• [Required task]: Quote all of the data below exactly, please.

Dataset entries
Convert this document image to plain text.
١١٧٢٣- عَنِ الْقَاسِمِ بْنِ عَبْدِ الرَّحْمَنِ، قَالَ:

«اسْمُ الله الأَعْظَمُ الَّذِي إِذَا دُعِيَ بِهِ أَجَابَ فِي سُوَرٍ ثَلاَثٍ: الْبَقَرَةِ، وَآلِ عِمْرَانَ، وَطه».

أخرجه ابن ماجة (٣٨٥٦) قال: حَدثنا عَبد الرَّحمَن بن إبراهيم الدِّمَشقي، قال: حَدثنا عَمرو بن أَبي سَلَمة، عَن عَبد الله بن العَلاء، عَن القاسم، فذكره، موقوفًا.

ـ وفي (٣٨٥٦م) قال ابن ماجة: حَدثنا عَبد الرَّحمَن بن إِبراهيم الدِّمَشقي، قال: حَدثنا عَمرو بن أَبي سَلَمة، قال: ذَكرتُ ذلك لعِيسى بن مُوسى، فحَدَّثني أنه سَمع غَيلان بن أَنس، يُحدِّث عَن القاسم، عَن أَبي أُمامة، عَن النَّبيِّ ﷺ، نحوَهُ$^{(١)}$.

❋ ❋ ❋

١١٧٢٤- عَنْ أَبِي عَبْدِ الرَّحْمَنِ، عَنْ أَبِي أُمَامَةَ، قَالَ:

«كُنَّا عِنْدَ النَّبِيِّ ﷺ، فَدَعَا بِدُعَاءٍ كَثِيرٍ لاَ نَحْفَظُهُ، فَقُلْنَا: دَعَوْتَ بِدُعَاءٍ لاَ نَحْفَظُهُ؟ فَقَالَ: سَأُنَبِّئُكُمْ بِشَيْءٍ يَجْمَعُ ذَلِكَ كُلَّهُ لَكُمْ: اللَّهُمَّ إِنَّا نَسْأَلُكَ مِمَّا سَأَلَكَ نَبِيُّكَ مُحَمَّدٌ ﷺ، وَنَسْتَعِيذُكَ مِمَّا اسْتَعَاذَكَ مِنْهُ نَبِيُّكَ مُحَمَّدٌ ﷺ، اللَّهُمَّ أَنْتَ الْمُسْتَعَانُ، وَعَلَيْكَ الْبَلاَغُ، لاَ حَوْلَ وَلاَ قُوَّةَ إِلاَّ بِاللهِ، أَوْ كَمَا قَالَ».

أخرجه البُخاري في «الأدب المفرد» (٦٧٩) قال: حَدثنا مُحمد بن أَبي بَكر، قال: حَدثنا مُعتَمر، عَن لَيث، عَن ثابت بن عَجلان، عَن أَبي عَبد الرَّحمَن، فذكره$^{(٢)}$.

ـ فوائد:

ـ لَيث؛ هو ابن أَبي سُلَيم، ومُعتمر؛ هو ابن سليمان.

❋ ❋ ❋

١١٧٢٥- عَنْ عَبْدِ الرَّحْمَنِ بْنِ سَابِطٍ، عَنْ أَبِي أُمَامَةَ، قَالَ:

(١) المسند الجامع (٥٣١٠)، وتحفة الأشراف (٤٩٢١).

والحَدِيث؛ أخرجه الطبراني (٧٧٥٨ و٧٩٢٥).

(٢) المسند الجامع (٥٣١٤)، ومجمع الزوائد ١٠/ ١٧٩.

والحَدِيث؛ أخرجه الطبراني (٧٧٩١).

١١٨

• [Written solution]:
Convert this document image to plain text.
١١٧٢٣- عَنِ الْقَاسِمِ بْنِ عَبْدِ الرَّحْمَنِ، قَالَ:

«اسْمُ الله الأَعْظَمُ الَّذِي إِذَا دُعِيَ بِهِ أَجَابَ فِي سُوَرٍ ثَلاَثٍ: الْبَقَرَةِ، وَآلِ عِمْرَانَ، وَطه».

أخرجه ابن ماجة (٣٨٥٦) قال: حَدثنا عَبد الرَّحمَن بن إبراهيم الدِّمَشقي، قال: حَدثنا عَمرو بن أَبي سَلَمة، عَن عَبد الله بن العَلاء، عَن القاسم، فذكره، موقوفًا.

ـ وفي (٣٨٥٦م) قال ابن ماجة: حَدثنا عَبد الرَّحمَن بن إِبراهيم الدِّمَشقي، قال: حَدثنا عَمرو بن أَبي سَلَمة، قال: ذَكرتُ ذلك لعِيسى بن مُوسى، فحَدَّثني أنه سَمع غَيلان بن أَنس، يُحدِّث عَن القاسم، عَن أَبي أُمامة، عَن النَّبيِّ ﷺ، نحوَهُ$^{(١)}$.

❋ ❋ ❋

١١٧٢٤- عَنْ أَبِي عَبْدِ الرَّحْمَنِ، عَنْ أَبِي أُمَامَةَ، قَالَ:

«كُنَّا عِنْدَ النَّبِيِّ ﷺ، فَدَعَا بِدُعَاءٍ كَثِيرٍ لاَ نَحْفَظُهُ، فَقُلْنَا: دَعَوْتَ بِدُعَاءٍ لاَ نَحْفَظُهُ؟ فَقَالَ: سَأُنَبِّئُكُمْ بِشَيْءٍ يَجْمَعُ ذَلِكَ كُلَّهُ لَكُمْ: اللَّهُمَّ إِنَّا نَسْأَلُكَ مِمَّا سَأَلَكَ نَبِيُّكَ مُحَمَّدٌ ﷺ، وَنَسْتَعِيذُكَ مِمَّا اسْتَعَاذَكَ مِنْهُ نَبِيُّكَ مُحَمَّدٌ ﷺ، اللَّهُمَّ أَنْتَ الْمُسْتَعَانُ، وَعَلَيْكَ الْبَلاَغُ، لاَ حَوْلَ وَلاَ قُوَّةَ إِلاَّ بِاللهِ، أَوْ كَمَا قَالَ».

أخرجه البُخاري في «الأدب المفرد» (٦٧٩) قال: حَدثنا مُحمد بن أَبي بَكر، قال: حَدثنا مُعتَمر، عَن لَيث، عَن ثابت بن عَجلان، عَن أَبي عَبد الرَّحمَن، فذكره$^{(٢)}$.

ـ فوائد:

ـ لَيث؛ هو ابن أَبي سُلَيم، ومُعتمر؛ هو ابن سليمان.

❋ ❋ ❋

١١٧٢٥- عَنْ عَبْدِ الرَّحْمَنِ بْنِ سَابِطٍ، عَنْ أَبِي أُمَامَةَ، قَالَ:

(١) المسند الجامع (٥٣١٠)، وتحفة الأشراف (٤٩٢١).

والحَدِيث؛ أخرجه الطبراني (٧٧٥٨ و٧٩٢٥).

(٢) المسند الجامع (٥٣١٤)، ومجمع الزوائد ١٠/ ١٧٩.

والحَدِيث؛ أخرجه الطبراني (٧٧٩١).

١١٨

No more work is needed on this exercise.